* _Instruction_
Restate the listing below word for word, omitting any images.

* _Material for this exercise_
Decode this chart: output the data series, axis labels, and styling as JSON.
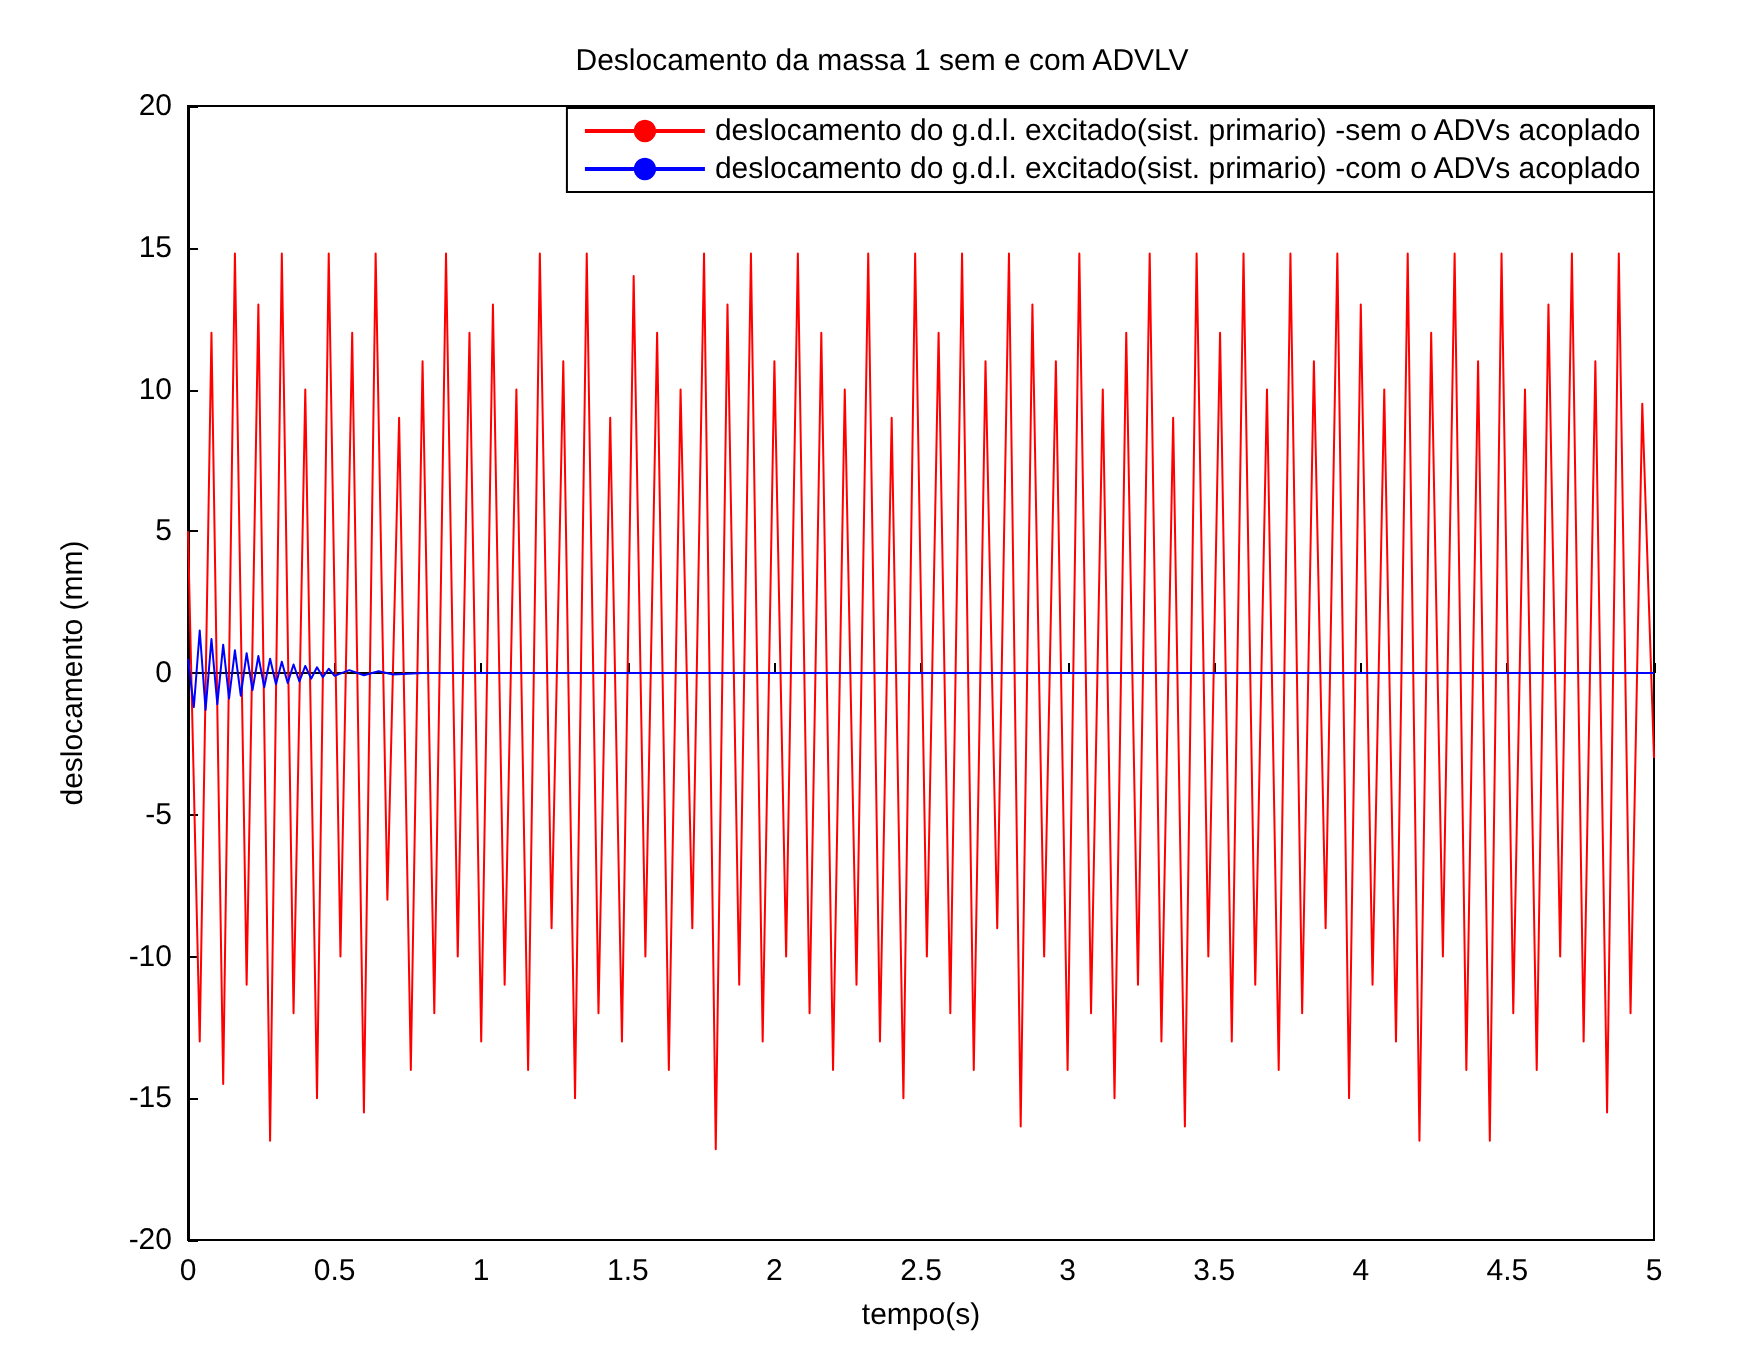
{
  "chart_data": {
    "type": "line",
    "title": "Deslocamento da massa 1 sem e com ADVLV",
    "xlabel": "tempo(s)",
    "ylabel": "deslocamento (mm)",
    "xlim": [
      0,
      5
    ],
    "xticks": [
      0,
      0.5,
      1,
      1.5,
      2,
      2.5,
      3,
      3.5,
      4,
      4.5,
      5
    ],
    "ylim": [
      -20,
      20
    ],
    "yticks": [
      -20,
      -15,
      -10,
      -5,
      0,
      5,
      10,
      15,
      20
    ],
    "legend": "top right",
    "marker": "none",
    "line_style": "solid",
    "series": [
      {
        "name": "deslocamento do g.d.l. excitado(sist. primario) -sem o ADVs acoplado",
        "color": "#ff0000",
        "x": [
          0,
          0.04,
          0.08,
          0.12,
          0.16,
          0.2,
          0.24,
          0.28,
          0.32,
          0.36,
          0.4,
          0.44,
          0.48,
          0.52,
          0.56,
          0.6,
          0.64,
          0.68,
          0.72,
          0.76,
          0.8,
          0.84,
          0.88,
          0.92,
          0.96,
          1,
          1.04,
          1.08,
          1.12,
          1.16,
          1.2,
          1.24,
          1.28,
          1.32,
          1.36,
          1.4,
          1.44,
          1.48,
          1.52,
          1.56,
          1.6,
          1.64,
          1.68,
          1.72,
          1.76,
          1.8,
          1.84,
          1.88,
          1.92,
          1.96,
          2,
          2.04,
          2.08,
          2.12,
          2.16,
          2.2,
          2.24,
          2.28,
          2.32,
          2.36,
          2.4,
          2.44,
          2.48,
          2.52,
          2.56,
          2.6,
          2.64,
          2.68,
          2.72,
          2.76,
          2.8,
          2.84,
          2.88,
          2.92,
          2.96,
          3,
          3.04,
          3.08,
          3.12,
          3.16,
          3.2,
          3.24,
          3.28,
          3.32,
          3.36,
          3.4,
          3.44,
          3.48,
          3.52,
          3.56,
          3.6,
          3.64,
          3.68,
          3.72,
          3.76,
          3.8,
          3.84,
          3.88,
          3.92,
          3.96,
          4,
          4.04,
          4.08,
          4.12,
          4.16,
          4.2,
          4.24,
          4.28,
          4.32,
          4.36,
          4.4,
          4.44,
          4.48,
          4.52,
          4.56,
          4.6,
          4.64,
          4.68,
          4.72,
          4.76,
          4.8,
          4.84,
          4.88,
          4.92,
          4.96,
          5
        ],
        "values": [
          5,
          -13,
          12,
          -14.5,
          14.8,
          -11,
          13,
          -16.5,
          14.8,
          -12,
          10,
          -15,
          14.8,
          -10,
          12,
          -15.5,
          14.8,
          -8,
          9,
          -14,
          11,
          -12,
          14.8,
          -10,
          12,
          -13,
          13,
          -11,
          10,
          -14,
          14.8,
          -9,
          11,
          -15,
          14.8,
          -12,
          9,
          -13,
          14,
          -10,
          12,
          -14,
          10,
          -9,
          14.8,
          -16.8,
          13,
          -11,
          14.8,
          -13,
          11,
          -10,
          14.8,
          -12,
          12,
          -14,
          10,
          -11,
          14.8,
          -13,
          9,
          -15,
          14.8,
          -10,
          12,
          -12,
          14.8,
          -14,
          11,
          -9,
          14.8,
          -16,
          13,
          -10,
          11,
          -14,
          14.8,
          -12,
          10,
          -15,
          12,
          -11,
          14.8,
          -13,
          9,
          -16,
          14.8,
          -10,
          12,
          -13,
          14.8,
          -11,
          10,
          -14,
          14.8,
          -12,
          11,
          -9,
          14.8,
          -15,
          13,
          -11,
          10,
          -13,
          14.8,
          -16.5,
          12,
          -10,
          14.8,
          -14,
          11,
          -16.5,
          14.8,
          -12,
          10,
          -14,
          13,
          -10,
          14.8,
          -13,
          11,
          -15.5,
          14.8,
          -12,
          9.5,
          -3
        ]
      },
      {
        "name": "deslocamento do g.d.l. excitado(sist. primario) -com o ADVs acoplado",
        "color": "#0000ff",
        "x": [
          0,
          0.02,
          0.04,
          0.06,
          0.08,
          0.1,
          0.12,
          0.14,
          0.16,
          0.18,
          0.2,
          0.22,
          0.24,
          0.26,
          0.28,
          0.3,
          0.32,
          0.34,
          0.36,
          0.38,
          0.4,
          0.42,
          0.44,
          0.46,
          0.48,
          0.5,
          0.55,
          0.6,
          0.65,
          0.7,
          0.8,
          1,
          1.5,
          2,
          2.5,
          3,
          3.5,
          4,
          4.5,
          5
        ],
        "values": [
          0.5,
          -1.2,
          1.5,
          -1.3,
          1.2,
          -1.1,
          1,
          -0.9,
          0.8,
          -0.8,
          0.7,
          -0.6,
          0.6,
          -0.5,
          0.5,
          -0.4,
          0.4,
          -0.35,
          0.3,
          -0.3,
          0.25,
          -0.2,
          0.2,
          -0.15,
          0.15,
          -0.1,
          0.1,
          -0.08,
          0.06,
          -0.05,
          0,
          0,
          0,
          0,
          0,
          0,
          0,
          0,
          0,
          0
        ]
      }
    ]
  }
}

* _Answer to the exercise_
Decode this chart: output the data series, axis labels, and styling as JSON.
{
  "chart_data": {
    "type": "line",
    "title": "Deslocamento da massa 1 sem e com ADVLV",
    "xlabel": "tempo(s)",
    "ylabel": "deslocamento (mm)",
    "xlim": [
      0,
      5
    ],
    "xticks": [
      0,
      0.5,
      1,
      1.5,
      2,
      2.5,
      3,
      3.5,
      4,
      4.5,
      5
    ],
    "ylim": [
      -20,
      20
    ],
    "yticks": [
      -20,
      -15,
      -10,
      -5,
      0,
      5,
      10,
      15,
      20
    ],
    "legend": "top right",
    "marker": "none",
    "line_style": "solid",
    "series": [
      {
        "name": "deslocamento do g.d.l. excitado(sist. primario) -sem o ADVs acoplado",
        "color": "#ff0000",
        "x": [
          0,
          0.04,
          0.08,
          0.12,
          0.16,
          0.2,
          0.24,
          0.28,
          0.32,
          0.36,
          0.4,
          0.44,
          0.48,
          0.52,
          0.56,
          0.6,
          0.64,
          0.68,
          0.72,
          0.76,
          0.8,
          0.84,
          0.88,
          0.92,
          0.96,
          1,
          1.04,
          1.08,
          1.12,
          1.16,
          1.2,
          1.24,
          1.28,
          1.32,
          1.36,
          1.4,
          1.44,
          1.48,
          1.52,
          1.56,
          1.6,
          1.64,
          1.68,
          1.72,
          1.76,
          1.8,
          1.84,
          1.88,
          1.92,
          1.96,
          2,
          2.04,
          2.08,
          2.12,
          2.16,
          2.2,
          2.24,
          2.28,
          2.32,
          2.36,
          2.4,
          2.44,
          2.48,
          2.52,
          2.56,
          2.6,
          2.64,
          2.68,
          2.72,
          2.76,
          2.8,
          2.84,
          2.88,
          2.92,
          2.96,
          3,
          3.04,
          3.08,
          3.12,
          3.16,
          3.2,
          3.24,
          3.28,
          3.32,
          3.36,
          3.4,
          3.44,
          3.48,
          3.52,
          3.56,
          3.6,
          3.64,
          3.68,
          3.72,
          3.76,
          3.8,
          3.84,
          3.88,
          3.92,
          3.96,
          4,
          4.04,
          4.08,
          4.12,
          4.16,
          4.2,
          4.24,
          4.28,
          4.32,
          4.36,
          4.4,
          4.44,
          4.48,
          4.52,
          4.56,
          4.6,
          4.64,
          4.68,
          4.72,
          4.76,
          4.8,
          4.84,
          4.88,
          4.92,
          4.96,
          5
        ],
        "values": [
          5,
          -13,
          12,
          -14.5,
          14.8,
          -11,
          13,
          -16.5,
          14.8,
          -12,
          10,
          -15,
          14.8,
          -10,
          12,
          -15.5,
          14.8,
          -8,
          9,
          -14,
          11,
          -12,
          14.8,
          -10,
          12,
          -13,
          13,
          -11,
          10,
          -14,
          14.8,
          -9,
          11,
          -15,
          14.8,
          -12,
          9,
          -13,
          14,
          -10,
          12,
          -14,
          10,
          -9,
          14.8,
          -16.8,
          13,
          -11,
          14.8,
          -13,
          11,
          -10,
          14.8,
          -12,
          12,
          -14,
          10,
          -11,
          14.8,
          -13,
          9,
          -15,
          14.8,
          -10,
          12,
          -12,
          14.8,
          -14,
          11,
          -9,
          14.8,
          -16,
          13,
          -10,
          11,
          -14,
          14.8,
          -12,
          10,
          -15,
          12,
          -11,
          14.8,
          -13,
          9,
          -16,
          14.8,
          -10,
          12,
          -13,
          14.8,
          -11,
          10,
          -14,
          14.8,
          -12,
          11,
          -9,
          14.8,
          -15,
          13,
          -11,
          10,
          -13,
          14.8,
          -16.5,
          12,
          -10,
          14.8,
          -14,
          11,
          -16.5,
          14.8,
          -12,
          10,
          -14,
          13,
          -10,
          14.8,
          -13,
          11,
          -15.5,
          14.8,
          -12,
          9.5,
          -3
        ]
      },
      {
        "name": "deslocamento do g.d.l. excitado(sist. primario) -com o ADVs acoplado",
        "color": "#0000ff",
        "x": [
          0,
          0.02,
          0.04,
          0.06,
          0.08,
          0.1,
          0.12,
          0.14,
          0.16,
          0.18,
          0.2,
          0.22,
          0.24,
          0.26,
          0.28,
          0.3,
          0.32,
          0.34,
          0.36,
          0.38,
          0.4,
          0.42,
          0.44,
          0.46,
          0.48,
          0.5,
          0.55,
          0.6,
          0.65,
          0.7,
          0.8,
          1,
          1.5,
          2,
          2.5,
          3,
          3.5,
          4,
          4.5,
          5
        ],
        "values": [
          0.5,
          -1.2,
          1.5,
          -1.3,
          1.2,
          -1.1,
          1,
          -0.9,
          0.8,
          -0.8,
          0.7,
          -0.6,
          0.6,
          -0.5,
          0.5,
          -0.4,
          0.4,
          -0.35,
          0.3,
          -0.3,
          0.25,
          -0.2,
          0.2,
          -0.15,
          0.15,
          -0.1,
          0.1,
          -0.08,
          0.06,
          -0.05,
          0,
          0,
          0,
          0,
          0,
          0,
          0,
          0,
          0,
          0
        ]
      }
    ]
  }
}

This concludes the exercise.